What this task involves. Locate each line of the material that contains "document", then return it.

Data extracted from a collection
# # # # # # #

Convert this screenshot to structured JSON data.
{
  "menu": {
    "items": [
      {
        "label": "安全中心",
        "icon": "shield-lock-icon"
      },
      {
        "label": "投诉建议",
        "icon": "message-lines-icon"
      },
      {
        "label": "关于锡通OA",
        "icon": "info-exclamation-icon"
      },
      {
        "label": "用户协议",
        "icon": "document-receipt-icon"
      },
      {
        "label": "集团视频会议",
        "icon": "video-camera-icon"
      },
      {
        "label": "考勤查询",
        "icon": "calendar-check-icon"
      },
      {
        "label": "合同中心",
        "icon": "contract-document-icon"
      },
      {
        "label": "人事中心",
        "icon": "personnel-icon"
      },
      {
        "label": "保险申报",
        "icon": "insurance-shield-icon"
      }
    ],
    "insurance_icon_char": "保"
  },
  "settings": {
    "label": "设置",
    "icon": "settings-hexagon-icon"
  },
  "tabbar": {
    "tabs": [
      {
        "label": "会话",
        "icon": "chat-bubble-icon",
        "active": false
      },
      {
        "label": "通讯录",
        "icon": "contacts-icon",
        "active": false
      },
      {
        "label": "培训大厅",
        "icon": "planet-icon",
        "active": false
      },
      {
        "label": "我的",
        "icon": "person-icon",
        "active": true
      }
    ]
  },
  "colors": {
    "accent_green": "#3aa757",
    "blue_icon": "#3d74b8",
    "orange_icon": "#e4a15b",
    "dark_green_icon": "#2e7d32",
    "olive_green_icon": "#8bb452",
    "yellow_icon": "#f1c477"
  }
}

# # # # # # #

Written response.
        "icon": "document-receipt-icon"
        "icon": "contract-document-icon"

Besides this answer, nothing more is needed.